**Problem statement**
From the data that follows, copy every line holding the string "content".

* begin Given records *

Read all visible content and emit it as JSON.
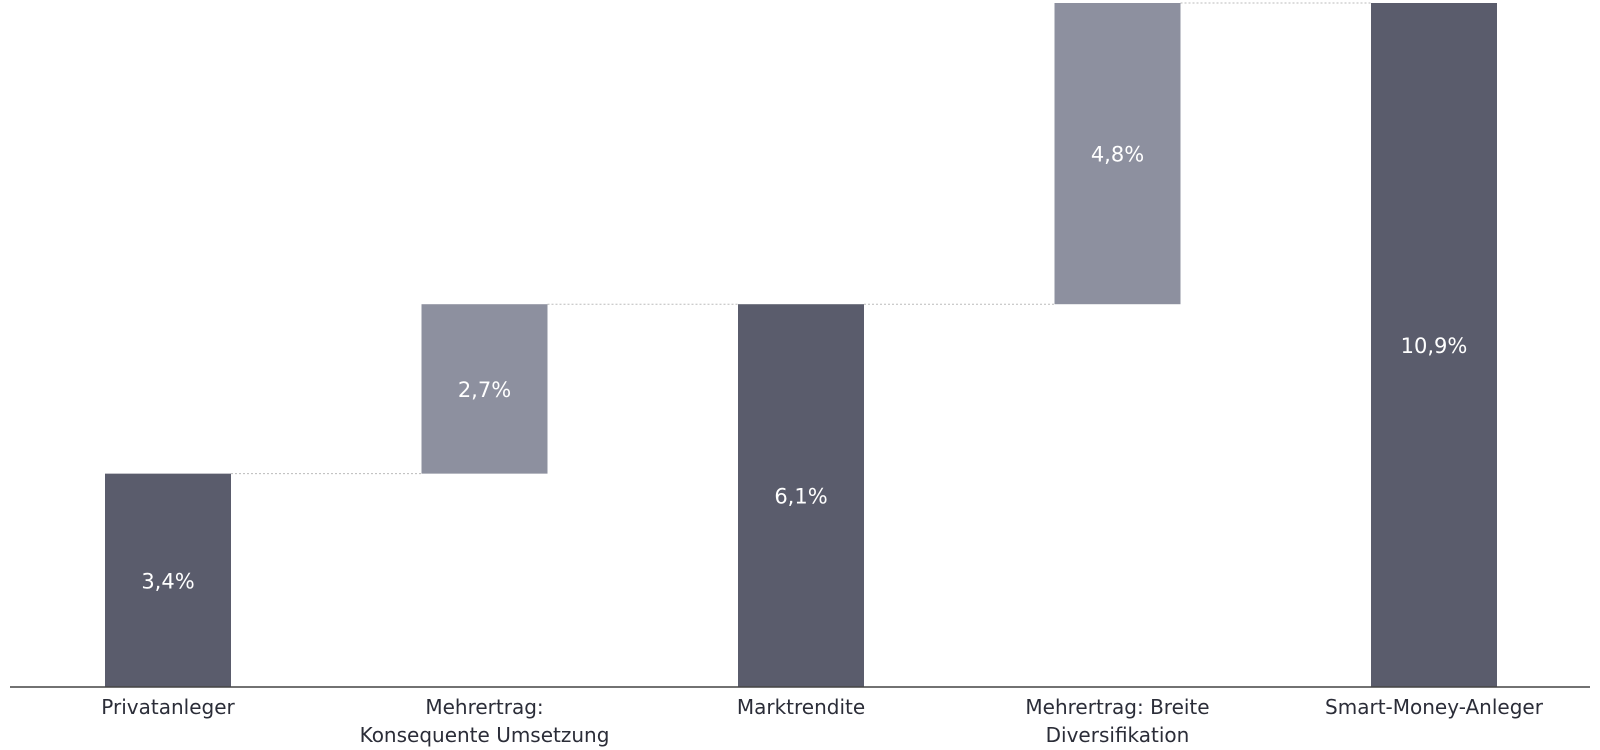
{
  "chart_data": {
    "type": "bar",
    "variant": "waterfall",
    "title": "",
    "xlabel": "",
    "ylabel": "",
    "ylim": [
      0,
      10.9
    ],
    "grid": false,
    "legend": "none",
    "colors": {
      "total": "#5a5c6c",
      "increment": "#8d909f",
      "axis": "#444444",
      "connector": "#bbbbbb"
    },
    "categories": [
      [
        "Privatanleger"
      ],
      [
        "Mehrertrag:",
        "Konsequente Umsetzung"
      ],
      [
        "Marktrendite"
      ],
      [
        "Mehrertrag: Breite",
        "Diversifikation"
      ],
      [
        "Smart-Money-Anleger"
      ]
    ],
    "bars": [
      {
        "kind": "total",
        "base": 0,
        "value": 3.4,
        "label": "3,4%"
      },
      {
        "kind": "increment",
        "base": 3.4,
        "value": 2.7,
        "label": "2,7%"
      },
      {
        "kind": "total",
        "base": 0,
        "value": 6.1,
        "label": "6,1%"
      },
      {
        "kind": "increment",
        "base": 6.1,
        "value": 4.8,
        "label": "4,8%"
      },
      {
        "kind": "total",
        "base": 0,
        "value": 10.9,
        "label": "10,9%"
      }
    ]
  }
}
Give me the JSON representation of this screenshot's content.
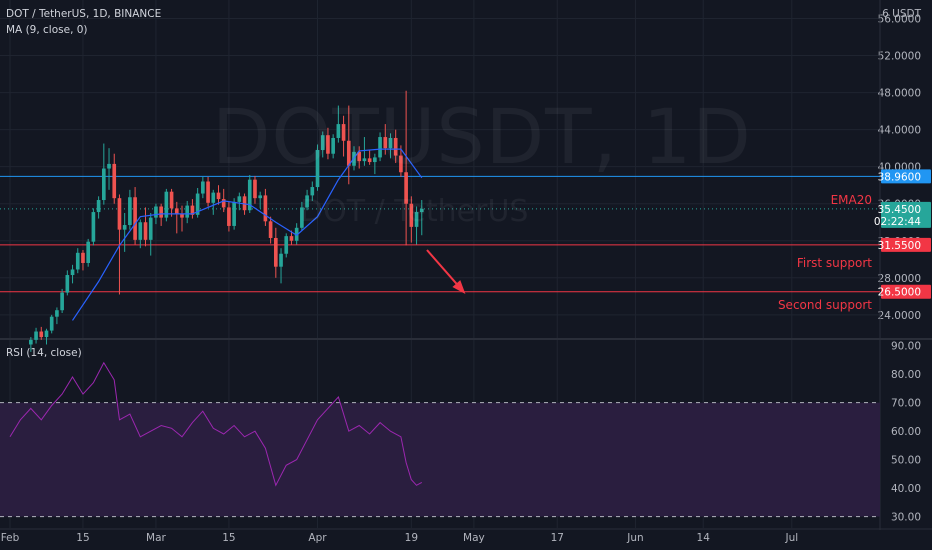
{
  "header": {
    "symbol_line": "DOT / TetherUS, 1D, BINANCE",
    "ma_line": "MA (9, close, 0)",
    "rsi_line": "RSI (14, close)",
    "watermark_main": "DOTUSDT, 1D",
    "watermark_sub": "DOT / TetherUS"
  },
  "annotations": {
    "ema_label": "EMA20",
    "first_support_label": "First support",
    "second_support_label": "Second support"
  },
  "colors": {
    "background": "#131722",
    "grid": "#1f2430",
    "up": "#26a69a",
    "down": "#ef5350",
    "ma": "#2962ff",
    "ema_line": "#2196f3",
    "support_line": "#f23645",
    "rsi_line": "#9c27b0",
    "rsi_band": "#2a1e3f",
    "axis_text": "#b2b5be"
  },
  "chart_data": {
    "type": "candlestick",
    "symbol": "DOT / TetherUS",
    "interval": "1D",
    "exchange": "BINANCE",
    "currency_label": "6 USDT",
    "price_axis": {
      "ticks": [
        "56.0000",
        "52.0000",
        "48.0000",
        "44.0000",
        "40.0000",
        "36.0000",
        "32.0000",
        "28.0000",
        "24.0000"
      ],
      "range": [
        21.5,
        58
      ]
    },
    "price_tags": [
      {
        "value": "38.9600",
        "color": "#2196f3"
      },
      {
        "value": "35.4500",
        "sub": "02:22:44",
        "color": "#26a69a"
      },
      {
        "value": "31.5500",
        "color": "#f23645"
      },
      {
        "value": "26.5000",
        "color": "#f23645"
      }
    ],
    "horizontal_levels": [
      {
        "name": "EMA20",
        "value": 38.96,
        "color": "#2196f3"
      },
      {
        "name": "First support",
        "value": 31.55,
        "color": "#f23645"
      },
      {
        "name": "Second support",
        "value": 26.5,
        "color": "#f23645"
      }
    ],
    "time_axis": {
      "ticks": [
        "Feb",
        "15",
        "Mar",
        "15",
        "Apr",
        "19",
        "May",
        "17",
        "Jun",
        "14",
        "Jul"
      ],
      "start_date": "2021-02-01",
      "end_date": "2021-07-16"
    },
    "candles": [
      {
        "date": "2021-02-05",
        "o": 20.8,
        "h": 21.6,
        "l": 20.0,
        "c": 21.3
      },
      {
        "date": "2021-02-06",
        "o": 21.3,
        "h": 22.6,
        "l": 20.9,
        "c": 22.2
      },
      {
        "date": "2021-02-07",
        "o": 22.2,
        "h": 22.7,
        "l": 21.3,
        "c": 21.6
      },
      {
        "date": "2021-02-08",
        "o": 21.6,
        "h": 22.5,
        "l": 20.8,
        "c": 22.3
      },
      {
        "date": "2021-02-09",
        "o": 22.3,
        "h": 24.0,
        "l": 22.0,
        "c": 23.8
      },
      {
        "date": "2021-02-10",
        "o": 23.8,
        "h": 24.8,
        "l": 23.0,
        "c": 24.5
      },
      {
        "date": "2021-02-11",
        "o": 24.5,
        "h": 26.8,
        "l": 24.2,
        "c": 26.4
      },
      {
        "date": "2021-02-12",
        "o": 26.4,
        "h": 28.8,
        "l": 26.1,
        "c": 28.3
      },
      {
        "date": "2021-02-13",
        "o": 28.3,
        "h": 29.4,
        "l": 27.4,
        "c": 28.9
      },
      {
        "date": "2021-02-14",
        "o": 28.9,
        "h": 31.2,
        "l": 28.5,
        "c": 30.7
      },
      {
        "date": "2021-02-15",
        "o": 30.7,
        "h": 31.0,
        "l": 28.8,
        "c": 29.6
      },
      {
        "date": "2021-02-16",
        "o": 29.6,
        "h": 32.2,
        "l": 29.2,
        "c": 31.9
      },
      {
        "date": "2021-02-17",
        "o": 31.9,
        "h": 35.5,
        "l": 31.5,
        "c": 35.1
      },
      {
        "date": "2021-02-18",
        "o": 35.1,
        "h": 36.8,
        "l": 34.4,
        "c": 36.4
      },
      {
        "date": "2021-02-19",
        "o": 36.4,
        "h": 42.5,
        "l": 35.9,
        "c": 39.8
      },
      {
        "date": "2021-02-20",
        "o": 39.8,
        "h": 42.0,
        "l": 37.5,
        "c": 40.3
      },
      {
        "date": "2021-02-21",
        "o": 40.3,
        "h": 41.4,
        "l": 36.0,
        "c": 36.6
      },
      {
        "date": "2021-02-22",
        "o": 36.6,
        "h": 37.0,
        "l": 26.2,
        "c": 33.2
      },
      {
        "date": "2021-02-23",
        "o": 33.2,
        "h": 35.0,
        "l": 30.8,
        "c": 33.7
      },
      {
        "date": "2021-02-24",
        "o": 33.7,
        "h": 37.5,
        "l": 33.2,
        "c": 36.7
      },
      {
        "date": "2021-02-25",
        "o": 36.7,
        "h": 37.8,
        "l": 31.6,
        "c": 32.1
      },
      {
        "date": "2021-02-26",
        "o": 32.1,
        "h": 34.3,
        "l": 31.2,
        "c": 34.0
      },
      {
        "date": "2021-02-27",
        "o": 34.0,
        "h": 35.6,
        "l": 31.4,
        "c": 32.1
      },
      {
        "date": "2021-02-28",
        "o": 32.1,
        "h": 35.0,
        "l": 30.4,
        "c": 34.5
      },
      {
        "date": "2021-03-01",
        "o": 34.5,
        "h": 36.0,
        "l": 33.8,
        "c": 35.7
      },
      {
        "date": "2021-03-02",
        "o": 35.7,
        "h": 36.0,
        "l": 33.6,
        "c": 34.5
      },
      {
        "date": "2021-03-03",
        "o": 34.5,
        "h": 37.6,
        "l": 34.1,
        "c": 37.3
      },
      {
        "date": "2021-03-04",
        "o": 37.3,
        "h": 37.6,
        "l": 34.6,
        "c": 35.5
      },
      {
        "date": "2021-03-05",
        "o": 35.5,
        "h": 36.2,
        "l": 32.8,
        "c": 34.9
      },
      {
        "date": "2021-03-06",
        "o": 34.9,
        "h": 35.8,
        "l": 33.0,
        "c": 34.5
      },
      {
        "date": "2021-03-07",
        "o": 34.5,
        "h": 36.3,
        "l": 33.9,
        "c": 35.8
      },
      {
        "date": "2021-03-08",
        "o": 35.8,
        "h": 36.5,
        "l": 34.4,
        "c": 34.8
      },
      {
        "date": "2021-03-09",
        "o": 34.8,
        "h": 37.7,
        "l": 34.5,
        "c": 37.1
      },
      {
        "date": "2021-03-10",
        "o": 37.1,
        "h": 38.9,
        "l": 36.6,
        "c": 38.4
      },
      {
        "date": "2021-03-11",
        "o": 38.4,
        "h": 38.9,
        "l": 35.7,
        "c": 36.1
      },
      {
        "date": "2021-03-12",
        "o": 36.1,
        "h": 37.5,
        "l": 34.8,
        "c": 37.2
      },
      {
        "date": "2021-03-13",
        "o": 37.2,
        "h": 38.0,
        "l": 35.9,
        "c": 36.5
      },
      {
        "date": "2021-03-14",
        "o": 36.5,
        "h": 37.6,
        "l": 35.1,
        "c": 35.6
      },
      {
        "date": "2021-03-15",
        "o": 35.6,
        "h": 36.2,
        "l": 33.0,
        "c": 33.6
      },
      {
        "date": "2021-03-16",
        "o": 33.6,
        "h": 36.6,
        "l": 33.2,
        "c": 36.2
      },
      {
        "date": "2021-03-17",
        "o": 36.2,
        "h": 37.2,
        "l": 35.3,
        "c": 36.8
      },
      {
        "date": "2021-03-18",
        "o": 36.8,
        "h": 37.1,
        "l": 34.8,
        "c": 35.3
      },
      {
        "date": "2021-03-19",
        "o": 35.3,
        "h": 39.1,
        "l": 35.0,
        "c": 38.6
      },
      {
        "date": "2021-03-20",
        "o": 38.6,
        "h": 39.0,
        "l": 36.0,
        "c": 36.6
      },
      {
        "date": "2021-03-21",
        "o": 36.6,
        "h": 37.3,
        "l": 35.5,
        "c": 36.9
      },
      {
        "date": "2021-03-22",
        "o": 36.9,
        "h": 37.6,
        "l": 33.6,
        "c": 34.1
      },
      {
        "date": "2021-03-23",
        "o": 34.1,
        "h": 34.6,
        "l": 31.7,
        "c": 32.3
      },
      {
        "date": "2021-03-24",
        "o": 32.3,
        "h": 33.4,
        "l": 28.0,
        "c": 29.2
      },
      {
        "date": "2021-03-25",
        "o": 29.2,
        "h": 31.2,
        "l": 27.4,
        "c": 30.6
      },
      {
        "date": "2021-03-26",
        "o": 30.6,
        "h": 32.8,
        "l": 30.2,
        "c": 32.5
      },
      {
        "date": "2021-03-27",
        "o": 32.5,
        "h": 33.1,
        "l": 31.6,
        "c": 32.0
      },
      {
        "date": "2021-03-28",
        "o": 32.0,
        "h": 33.9,
        "l": 31.6,
        "c": 33.4
      },
      {
        "date": "2021-03-29",
        "o": 33.4,
        "h": 36.2,
        "l": 33.1,
        "c": 35.6
      },
      {
        "date": "2021-03-30",
        "o": 35.6,
        "h": 37.5,
        "l": 35.3,
        "c": 36.9
      },
      {
        "date": "2021-03-31",
        "o": 36.9,
        "h": 38.4,
        "l": 36.3,
        "c": 37.8
      },
      {
        "date": "2021-04-01",
        "o": 37.8,
        "h": 42.4,
        "l": 37.4,
        "c": 41.8
      },
      {
        "date": "2021-04-02",
        "o": 41.8,
        "h": 43.8,
        "l": 41.0,
        "c": 43.4
      },
      {
        "date": "2021-04-03",
        "o": 43.4,
        "h": 44.2,
        "l": 40.8,
        "c": 41.4
      },
      {
        "date": "2021-04-04",
        "o": 41.4,
        "h": 43.5,
        "l": 40.9,
        "c": 43.1
      },
      {
        "date": "2021-04-05",
        "o": 43.1,
        "h": 46.6,
        "l": 42.6,
        "c": 44.6
      },
      {
        "date": "2021-04-06",
        "o": 44.6,
        "h": 45.5,
        "l": 41.1,
        "c": 42.8
      },
      {
        "date": "2021-04-07",
        "o": 42.8,
        "h": 46.6,
        "l": 38.1,
        "c": 40.1
      },
      {
        "date": "2021-04-08",
        "o": 40.1,
        "h": 42.2,
        "l": 39.6,
        "c": 41.6
      },
      {
        "date": "2021-04-09",
        "o": 41.6,
        "h": 42.2,
        "l": 39.8,
        "c": 40.6
      },
      {
        "date": "2021-04-10",
        "o": 40.6,
        "h": 43.2,
        "l": 40.1,
        "c": 40.9
      },
      {
        "date": "2021-04-11",
        "o": 40.9,
        "h": 41.8,
        "l": 40.2,
        "c": 40.5
      },
      {
        "date": "2021-04-12",
        "o": 40.5,
        "h": 41.4,
        "l": 39.2,
        "c": 41.0
      },
      {
        "date": "2021-04-13",
        "o": 41.0,
        "h": 43.7,
        "l": 40.6,
        "c": 43.2
      },
      {
        "date": "2021-04-14",
        "o": 43.2,
        "h": 44.6,
        "l": 41.3,
        "c": 42.0
      },
      {
        "date": "2021-04-15",
        "o": 42.0,
        "h": 43.6,
        "l": 40.9,
        "c": 43.1
      },
      {
        "date": "2021-04-16",
        "o": 43.1,
        "h": 44.0,
        "l": 40.4,
        "c": 41.2
      },
      {
        "date": "2021-04-17",
        "o": 41.2,
        "h": 42.3,
        "l": 38.9,
        "c": 39.4
      },
      {
        "date": "2021-04-18",
        "o": 39.4,
        "h": 48.2,
        "l": 31.5,
        "c": 36.0
      },
      {
        "date": "2021-04-19",
        "o": 36.0,
        "h": 36.8,
        "l": 31.8,
        "c": 33.5
      },
      {
        "date": "2021-04-20",
        "o": 33.5,
        "h": 35.7,
        "l": 31.6,
        "c": 35.1
      },
      {
        "date": "2021-04-21",
        "o": 35.1,
        "h": 36.4,
        "l": 32.6,
        "c": 35.45
      }
    ],
    "ma": {
      "name": "MA (9, close, 0)",
      "values": [
        {
          "date": "2021-02-13",
          "v": 23.4
        },
        {
          "date": "2021-02-18",
          "v": 27.6
        },
        {
          "date": "2021-02-22",
          "v": 31.5
        },
        {
          "date": "2021-02-26",
          "v": 34.6
        },
        {
          "date": "2021-03-02",
          "v": 34.9
        },
        {
          "date": "2021-03-08",
          "v": 34.9
        },
        {
          "date": "2021-03-14",
          "v": 36.3
        },
        {
          "date": "2021-03-19",
          "v": 35.9
        },
        {
          "date": "2021-03-24",
          "v": 34.0
        },
        {
          "date": "2021-03-28",
          "v": 32.6
        },
        {
          "date": "2021-04-01",
          "v": 34.6
        },
        {
          "date": "2021-04-05",
          "v": 38.6
        },
        {
          "date": "2021-04-09",
          "v": 41.7
        },
        {
          "date": "2021-04-13",
          "v": 41.9
        },
        {
          "date": "2021-04-17",
          "v": 41.9
        },
        {
          "date": "2021-04-21",
          "v": 38.8
        }
      ]
    },
    "projection_arrow": {
      "from": {
        "date": "2021-04-22",
        "value": 31.0
      },
      "to": {
        "date": "2021-04-29",
        "value": 26.5
      }
    },
    "rsi": {
      "name": "RSI (14, close)",
      "axis_ticks": [
        "90.00",
        "80.00",
        "70.00",
        "60.00",
        "50.00",
        "40.00",
        "30.00"
      ],
      "range": [
        26,
        92
      ],
      "band": [
        30,
        70
      ],
      "values": [
        {
          "date": "2021-02-01",
          "v": 58
        },
        {
          "date": "2021-02-03",
          "v": 64
        },
        {
          "date": "2021-02-05",
          "v": 68
        },
        {
          "date": "2021-02-07",
          "v": 64
        },
        {
          "date": "2021-02-09",
          "v": 69
        },
        {
          "date": "2021-02-11",
          "v": 73
        },
        {
          "date": "2021-02-13",
          "v": 79
        },
        {
          "date": "2021-02-15",
          "v": 73
        },
        {
          "date": "2021-02-17",
          "v": 77
        },
        {
          "date": "2021-02-19",
          "v": 84
        },
        {
          "date": "2021-02-21",
          "v": 78
        },
        {
          "date": "2021-02-22",
          "v": 64
        },
        {
          "date": "2021-02-24",
          "v": 66
        },
        {
          "date": "2021-02-26",
          "v": 58
        },
        {
          "date": "2021-02-28",
          "v": 60
        },
        {
          "date": "2021-03-02",
          "v": 62
        },
        {
          "date": "2021-03-04",
          "v": 61
        },
        {
          "date": "2021-03-06",
          "v": 58
        },
        {
          "date": "2021-03-08",
          "v": 63
        },
        {
          "date": "2021-03-10",
          "v": 67
        },
        {
          "date": "2021-03-12",
          "v": 61
        },
        {
          "date": "2021-03-14",
          "v": 59
        },
        {
          "date": "2021-03-16",
          "v": 62
        },
        {
          "date": "2021-03-18",
          "v": 58
        },
        {
          "date": "2021-03-20",
          "v": 60
        },
        {
          "date": "2021-03-22",
          "v": 54
        },
        {
          "date": "2021-03-24",
          "v": 41
        },
        {
          "date": "2021-03-26",
          "v": 48
        },
        {
          "date": "2021-03-28",
          "v": 50
        },
        {
          "date": "2021-03-30",
          "v": 57
        },
        {
          "date": "2021-04-01",
          "v": 64
        },
        {
          "date": "2021-04-03",
          "v": 68
        },
        {
          "date": "2021-04-05",
          "v": 72
        },
        {
          "date": "2021-04-07",
          "v": 60
        },
        {
          "date": "2021-04-09",
          "v": 62
        },
        {
          "date": "2021-04-11",
          "v": 59
        },
        {
          "date": "2021-04-13",
          "v": 63
        },
        {
          "date": "2021-04-15",
          "v": 60
        },
        {
          "date": "2021-04-17",
          "v": 58
        },
        {
          "date": "2021-04-18",
          "v": 49
        },
        {
          "date": "2021-04-19",
          "v": 43
        },
        {
          "date": "2021-04-20",
          "v": 41
        },
        {
          "date": "2021-04-21",
          "v": 42
        }
      ]
    }
  }
}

* end Given records *

**Correct output**
Read all visible content and emit it as JSON.
Give me the JSON representation of this screenshot's content.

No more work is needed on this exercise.